_To be done_
Restate the whole of the material. Keep every word, and drop the pictures.

Data records

begin

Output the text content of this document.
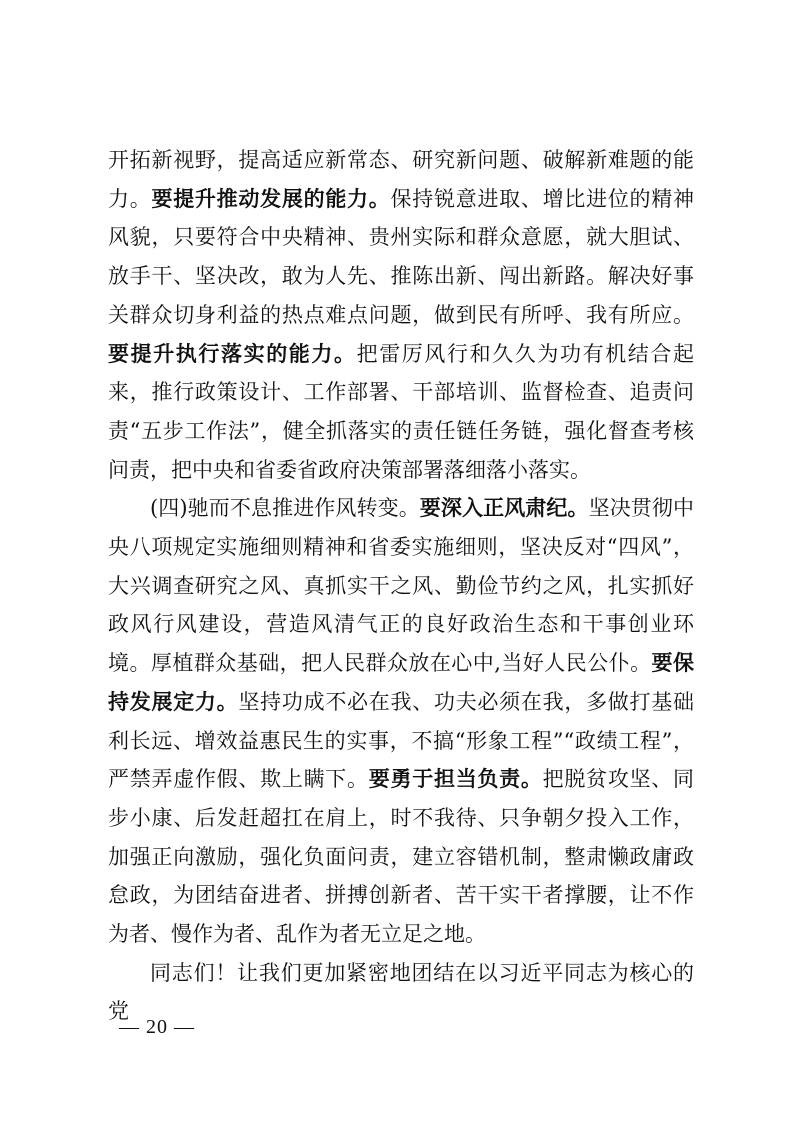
开拓新视野，提高适应新常态、研究新问题、破解新难题的能力。要提升推动发展的能力。保持锐意进取、增比进位的精神风貌，只要符合中央精神、贵州实际和群众意愿，就大胆试、放手干、坚决改，敢为人先、推陈出新、闯出新路。解决好事关群众切身利益的热点难点问题，做到民有所呼、我有所应。要提升执行落实的能力。把雷厉风行和久久为功有机结合起来，推行政策设计、工作部署、干部培训、监督检查、追责问责“五步工作法”，健全抓落实的责任链任务链，强化督查考核问责，把中央和省委省政府决策部署落细落小落实。

(四)驰而不息推进作风转变。要深入正风肃纪。坚决贯彻中央八项规定实施细则精神和省委实施细则，坚决反对“四风”，大兴调查研究之风、真抓实干之风、勤俭节约之风，扎实抓好政风行风建设，营造风清气正的良好政治生态和干事创业环境。厚植群众基础，把人民群众放在心中,当好人民公仆。要保持发展定力。坚持功成不必在我、功夫必须在我，多做打基础利长远、增效益惠民生的实事，不搞“形象工程”“政绩工程”，严禁弄虚作假、欺上瞒下。要勇于担当负责。把脱贫攻坚、同步小康、后发赶超扛在肩上，时不我待、只争朝夕投入工作，加强正向激励，强化负面问责，建立容错机制，整肃懒政庸政怠政，为团结奋进者、拼搏创新者、苦干实干者撑腰，让不作为者、慢作为者、乱作为者无立足之地。

同志们！让我们更加紧密地团结在以习近平同志为核心的党

— 20 —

end

_Written response_
Output the text content of this document.
开拓新视野，提高适应新常态、研究新问题、破解新难题的能力。要提升推动发展的能力。保持锐意进取、增比进位的精神风貌，只要符合中央精神、贵州实际和群众意愿，就大胆试、放手干、坚决改，敢为人先、推陈出新、闯出新路。解决好事关群众切身利益的热点难点问题，做到民有所呼、我有所应。要提升执行落实的能力。把雷厉风行和久久为功有机结合起来，推行政策设计、工作部署、干部培训、监督检查、追责问责“五步工作法”，健全抓落实的责任链任务链，强化督查考核问责，把中央和省委省政府决策部署落细落小落实。

(四)驰而不息推进作风转变。要深入正风肃纪。坚决贯彻中央八项规定实施细则精神和省委实施细则，坚决反对“四风”，大兴调查研究之风、真抓实干之风、勤俭节约之风，扎实抓好政风行风建设，营造风清气正的良好政治生态和干事创业环境。厚植群众基础，把人民群众放在心中,当好人民公仆。要保持发展定力。坚持功成不必在我、功夫必须在我，多做打基础利长远、增效益惠民生的实事，不搞“形象工程”“政绩工程”，严禁弄虚作假、欺上瞒下。要勇于担当负责。把脱贫攻坚、同步小康、后发赶超扛在肩上，时不我待、只争朝夕投入工作，加强正向激励，强化负面问责，建立容错机制，整肃懒政庸政怠政，为团结奋进者、拼搏创新者、苦干实干者撑腰，让不作为者、慢作为者、乱作为者无立足之地。

同志们！让我们更加紧密地团结在以习近平同志为核心的党

— 20 —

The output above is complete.